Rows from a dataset

++++++++

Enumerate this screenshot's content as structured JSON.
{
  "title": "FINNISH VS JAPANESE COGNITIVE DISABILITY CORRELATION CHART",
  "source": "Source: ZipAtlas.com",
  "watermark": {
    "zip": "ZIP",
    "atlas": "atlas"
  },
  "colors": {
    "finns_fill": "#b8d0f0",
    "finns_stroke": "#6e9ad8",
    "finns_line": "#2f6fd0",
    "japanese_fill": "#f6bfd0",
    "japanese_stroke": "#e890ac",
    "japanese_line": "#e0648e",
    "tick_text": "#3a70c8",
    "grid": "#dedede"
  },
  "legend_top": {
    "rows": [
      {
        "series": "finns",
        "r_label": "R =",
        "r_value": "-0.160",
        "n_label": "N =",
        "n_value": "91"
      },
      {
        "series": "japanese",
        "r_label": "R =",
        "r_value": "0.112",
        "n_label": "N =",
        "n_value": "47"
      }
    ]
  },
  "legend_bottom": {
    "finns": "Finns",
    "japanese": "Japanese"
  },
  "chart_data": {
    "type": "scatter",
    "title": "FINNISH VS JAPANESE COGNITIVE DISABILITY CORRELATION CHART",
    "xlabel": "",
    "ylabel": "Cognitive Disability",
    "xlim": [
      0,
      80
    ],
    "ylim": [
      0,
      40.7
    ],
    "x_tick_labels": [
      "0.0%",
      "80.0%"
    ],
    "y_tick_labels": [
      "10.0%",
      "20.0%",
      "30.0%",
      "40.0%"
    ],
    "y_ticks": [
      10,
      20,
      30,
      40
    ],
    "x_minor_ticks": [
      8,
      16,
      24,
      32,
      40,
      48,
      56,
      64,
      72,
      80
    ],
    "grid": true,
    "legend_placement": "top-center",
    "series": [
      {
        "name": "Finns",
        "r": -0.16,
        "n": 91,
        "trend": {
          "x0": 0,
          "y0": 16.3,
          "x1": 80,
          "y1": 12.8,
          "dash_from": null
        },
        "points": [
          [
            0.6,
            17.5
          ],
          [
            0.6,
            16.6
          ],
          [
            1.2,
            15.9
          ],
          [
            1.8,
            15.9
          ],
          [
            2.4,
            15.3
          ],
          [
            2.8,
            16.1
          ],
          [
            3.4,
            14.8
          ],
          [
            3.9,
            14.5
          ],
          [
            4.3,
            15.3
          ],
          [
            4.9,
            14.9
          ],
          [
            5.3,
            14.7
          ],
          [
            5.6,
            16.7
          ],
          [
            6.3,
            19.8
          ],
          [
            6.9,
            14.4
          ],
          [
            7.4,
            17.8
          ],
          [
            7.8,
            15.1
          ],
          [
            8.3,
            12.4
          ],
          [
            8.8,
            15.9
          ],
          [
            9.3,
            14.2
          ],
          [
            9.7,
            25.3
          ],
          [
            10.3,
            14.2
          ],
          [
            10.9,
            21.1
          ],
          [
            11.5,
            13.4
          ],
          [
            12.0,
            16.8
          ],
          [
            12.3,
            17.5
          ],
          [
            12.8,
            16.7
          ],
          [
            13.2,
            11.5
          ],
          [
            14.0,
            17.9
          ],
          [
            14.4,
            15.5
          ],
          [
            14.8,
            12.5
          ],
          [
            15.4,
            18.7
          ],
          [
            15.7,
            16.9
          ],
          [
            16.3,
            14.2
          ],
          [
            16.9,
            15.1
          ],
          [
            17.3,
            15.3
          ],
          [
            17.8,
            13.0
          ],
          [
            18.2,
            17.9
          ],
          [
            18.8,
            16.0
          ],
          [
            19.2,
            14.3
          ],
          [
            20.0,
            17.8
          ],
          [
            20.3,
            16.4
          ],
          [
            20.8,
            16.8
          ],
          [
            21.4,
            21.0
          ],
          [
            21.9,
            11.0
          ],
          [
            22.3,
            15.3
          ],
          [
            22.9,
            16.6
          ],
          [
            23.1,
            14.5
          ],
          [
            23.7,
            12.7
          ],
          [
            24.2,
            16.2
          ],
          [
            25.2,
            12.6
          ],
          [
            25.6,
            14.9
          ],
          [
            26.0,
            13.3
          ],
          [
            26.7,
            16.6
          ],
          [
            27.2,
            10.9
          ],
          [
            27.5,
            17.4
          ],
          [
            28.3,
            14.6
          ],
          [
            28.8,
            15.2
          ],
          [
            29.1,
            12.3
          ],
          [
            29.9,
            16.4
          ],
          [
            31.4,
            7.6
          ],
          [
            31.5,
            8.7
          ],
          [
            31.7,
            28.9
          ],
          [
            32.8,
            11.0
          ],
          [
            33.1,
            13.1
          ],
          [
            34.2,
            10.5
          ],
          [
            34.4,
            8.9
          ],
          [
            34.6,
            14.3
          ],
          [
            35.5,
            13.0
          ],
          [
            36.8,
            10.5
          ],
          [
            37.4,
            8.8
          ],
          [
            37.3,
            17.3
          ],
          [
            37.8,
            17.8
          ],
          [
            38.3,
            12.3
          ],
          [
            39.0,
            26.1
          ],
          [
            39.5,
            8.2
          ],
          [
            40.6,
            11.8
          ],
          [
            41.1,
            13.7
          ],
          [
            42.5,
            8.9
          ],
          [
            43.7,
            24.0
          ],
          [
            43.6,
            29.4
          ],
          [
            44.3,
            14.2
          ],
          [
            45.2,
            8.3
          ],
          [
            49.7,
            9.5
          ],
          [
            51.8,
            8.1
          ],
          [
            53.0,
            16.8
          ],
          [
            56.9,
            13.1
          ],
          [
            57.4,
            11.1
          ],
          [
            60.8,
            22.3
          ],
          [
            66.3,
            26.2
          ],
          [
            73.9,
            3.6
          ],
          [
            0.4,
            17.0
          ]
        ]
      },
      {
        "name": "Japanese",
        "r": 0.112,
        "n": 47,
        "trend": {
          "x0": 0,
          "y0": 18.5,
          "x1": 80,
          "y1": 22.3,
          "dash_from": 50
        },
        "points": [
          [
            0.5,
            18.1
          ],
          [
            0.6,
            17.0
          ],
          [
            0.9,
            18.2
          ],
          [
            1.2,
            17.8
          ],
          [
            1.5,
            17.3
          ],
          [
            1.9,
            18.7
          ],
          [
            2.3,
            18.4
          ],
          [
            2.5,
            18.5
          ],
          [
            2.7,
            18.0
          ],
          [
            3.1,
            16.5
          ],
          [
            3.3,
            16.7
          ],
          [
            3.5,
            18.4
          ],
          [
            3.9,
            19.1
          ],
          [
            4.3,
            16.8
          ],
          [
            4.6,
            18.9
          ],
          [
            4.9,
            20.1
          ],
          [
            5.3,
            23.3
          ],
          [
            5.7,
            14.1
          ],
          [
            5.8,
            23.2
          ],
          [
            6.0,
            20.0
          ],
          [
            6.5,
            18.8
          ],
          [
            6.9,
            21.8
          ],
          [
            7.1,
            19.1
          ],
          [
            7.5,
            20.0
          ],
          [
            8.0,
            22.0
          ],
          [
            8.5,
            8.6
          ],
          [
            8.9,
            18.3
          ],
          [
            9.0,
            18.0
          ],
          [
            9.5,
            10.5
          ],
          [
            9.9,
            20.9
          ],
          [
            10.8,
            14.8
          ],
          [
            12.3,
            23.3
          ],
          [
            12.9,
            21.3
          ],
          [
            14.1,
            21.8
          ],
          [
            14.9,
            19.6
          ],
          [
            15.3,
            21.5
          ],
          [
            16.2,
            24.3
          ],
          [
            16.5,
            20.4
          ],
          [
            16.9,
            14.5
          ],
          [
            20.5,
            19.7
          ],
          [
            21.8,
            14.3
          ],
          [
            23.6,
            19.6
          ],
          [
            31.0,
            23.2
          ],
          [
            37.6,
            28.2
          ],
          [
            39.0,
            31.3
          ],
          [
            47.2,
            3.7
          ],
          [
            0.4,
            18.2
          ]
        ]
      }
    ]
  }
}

++++++++

__The exercise__: Each line holding "title" must be found and copied.

__Complete answer__:
  "title": "FINNISH VS JAPANESE COGNITIVE DISABILITY CORRELATION CHART",
    "title": "FINNISH VS JAPANESE COGNITIVE DISABILITY CORRELATION CHART",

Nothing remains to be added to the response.